▸ **Extrait du texte**
═══
Un concours de circonstances
À travers son étude, Jared Diamond dresse des liens de causalité entre plusieurs facteurs: le climatique, l’agricole, le militaire et le politique. Il en conclut que l’effondrement d’une civilisation ne peut être que plurifactoriel. Mais que nous enseignent les disparitions des Mayas, des habitants de l’île de Pâques ou des Vikings? Diamond se le demande:
«Notre propre société prospère est-elle menacée du même sort ultime, de sorte qu'un jour des touristes médusés admireront les débris rouillés des gratte-ciels new-yorkais comme aujourd'hui nous contemplons les ruines des cités mayas englouties par la jungle?»
S’il croit peu au risque de guerre nucléaire ou à la pandémie, le chercheur américain redoute l’épuisement des ressources. Si la déforestation reste «le facteur majeur dans tous les effondrements», l’ère moderne fait peser de nouveaux risques: pollution chimique, changement dans l’atmosphère, menaces sur la photosynthèse… Pour illustrer son propos, Diamond prend l’image d’une carlingue d’avion à qui l’on retirerait au hasard quelques rivets par-ci, par-là. Pas de bouleversement spectaculaire donc, mais une réaction en chaîne qui pourrait à terme s’avérer fatale…
Des raisons d’espérer
Aujourd’hui, l’une des différences de taille avec la société maya est ce qu’il nomme «l’interconnexion du monde». Une perméabilité qui, en se jouant des frontières, multiplie et aggrave de nombreuses menaces, comme la propagation d’espèces envahissantes, à l’instar de l’introduction du frelon asiatique en France. Mais cette interconnexion pourrait aussi constituer une voie de sortie. La résolution des dangers climatiques ne pourra ainsi passer que par une volonté politique globale, partagée par tous les pays. S’il ne fait pas mention des survivalistes dans son livre, Diamond déplore toutefois le creusement des inégalités sociales et la propension des plus riches à vivre reclus: «Si les chefs norvégiens eurent la même attitude, ils n’eurent, in fine, que le grand privilège d'être les derniers à mourir de faim.»
═══
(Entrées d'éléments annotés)

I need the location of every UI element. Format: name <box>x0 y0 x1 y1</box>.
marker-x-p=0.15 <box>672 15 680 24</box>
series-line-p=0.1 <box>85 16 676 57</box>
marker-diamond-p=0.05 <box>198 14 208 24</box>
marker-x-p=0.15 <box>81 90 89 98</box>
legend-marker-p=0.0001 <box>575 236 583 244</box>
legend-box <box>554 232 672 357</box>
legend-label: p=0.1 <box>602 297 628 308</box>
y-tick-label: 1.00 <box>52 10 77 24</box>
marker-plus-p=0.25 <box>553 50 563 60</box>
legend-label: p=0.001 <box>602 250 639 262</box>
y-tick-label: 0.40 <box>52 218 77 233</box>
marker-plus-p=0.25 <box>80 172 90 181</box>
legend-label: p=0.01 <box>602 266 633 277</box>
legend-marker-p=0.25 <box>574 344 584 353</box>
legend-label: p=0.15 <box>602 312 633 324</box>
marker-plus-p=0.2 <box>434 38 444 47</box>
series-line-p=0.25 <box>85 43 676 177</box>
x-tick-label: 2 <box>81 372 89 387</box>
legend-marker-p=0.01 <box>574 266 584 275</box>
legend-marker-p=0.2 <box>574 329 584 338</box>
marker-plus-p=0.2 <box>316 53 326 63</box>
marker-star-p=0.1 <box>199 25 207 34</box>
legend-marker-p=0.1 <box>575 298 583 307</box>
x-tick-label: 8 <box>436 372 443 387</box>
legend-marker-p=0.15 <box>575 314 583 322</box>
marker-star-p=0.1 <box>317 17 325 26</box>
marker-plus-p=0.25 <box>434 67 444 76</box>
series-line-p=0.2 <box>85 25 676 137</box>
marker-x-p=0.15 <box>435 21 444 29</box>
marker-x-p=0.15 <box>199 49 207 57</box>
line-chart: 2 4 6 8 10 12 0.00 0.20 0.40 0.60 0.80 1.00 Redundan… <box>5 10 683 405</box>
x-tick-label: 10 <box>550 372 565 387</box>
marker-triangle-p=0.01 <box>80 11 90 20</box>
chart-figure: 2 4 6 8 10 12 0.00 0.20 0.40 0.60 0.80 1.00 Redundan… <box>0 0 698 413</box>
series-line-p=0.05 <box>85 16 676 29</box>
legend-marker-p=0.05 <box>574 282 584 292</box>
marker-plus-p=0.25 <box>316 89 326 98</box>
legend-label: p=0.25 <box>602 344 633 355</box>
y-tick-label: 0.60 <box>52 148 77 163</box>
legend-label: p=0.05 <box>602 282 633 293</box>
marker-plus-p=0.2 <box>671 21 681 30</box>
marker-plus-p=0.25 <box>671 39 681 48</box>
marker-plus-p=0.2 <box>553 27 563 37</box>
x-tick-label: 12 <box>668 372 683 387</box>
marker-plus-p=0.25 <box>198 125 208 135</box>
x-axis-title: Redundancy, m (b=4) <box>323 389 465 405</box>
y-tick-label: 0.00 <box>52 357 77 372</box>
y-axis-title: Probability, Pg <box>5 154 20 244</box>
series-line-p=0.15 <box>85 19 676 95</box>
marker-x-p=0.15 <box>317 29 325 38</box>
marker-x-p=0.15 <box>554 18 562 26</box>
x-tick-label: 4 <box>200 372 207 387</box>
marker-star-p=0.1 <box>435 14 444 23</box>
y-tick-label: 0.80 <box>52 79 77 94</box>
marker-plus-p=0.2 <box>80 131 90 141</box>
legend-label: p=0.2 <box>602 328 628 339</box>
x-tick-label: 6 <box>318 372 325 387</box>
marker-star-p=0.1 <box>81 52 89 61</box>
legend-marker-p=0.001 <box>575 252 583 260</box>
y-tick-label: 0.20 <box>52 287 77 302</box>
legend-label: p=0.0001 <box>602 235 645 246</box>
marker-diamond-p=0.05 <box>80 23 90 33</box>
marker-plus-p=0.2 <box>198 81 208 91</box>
═══
▸ **Travail à faire**
Poursuivez le texte sur l'effondrement des civilisations selon Jared Diamond, en reprenant juste après sa dernière phrase.

▸ **Réponse proposée**
Alors, dans un contexte de dégradation environnementale si menaçant, nous reste-t-il des raisons d’espérer? L’indispensable transition écologique, il est vrai, n’a jamais été autant médiatisée. Mais rares sont encore ceux osant la mettre en parallèle avec un possible effondrement civilisationnel. C’est pourtant le cas d’Elon Musk, fondateur de Tesla et de SpaceX, qui en novembre dernier confiait ses craintes face au problème énergétique que connaît l’Australie, où les coupures d’électricité sont devenues monnaie courante: «Il est temps de choisir entre l'effondrement d'une civilisation entière et l'alternative renouvelable».
Joignant l’acte à la parole, il a depuis fourni à l’Australie la plus grande batterie jamais construite, pouvant alimenter jusqu’à 30.000 logements.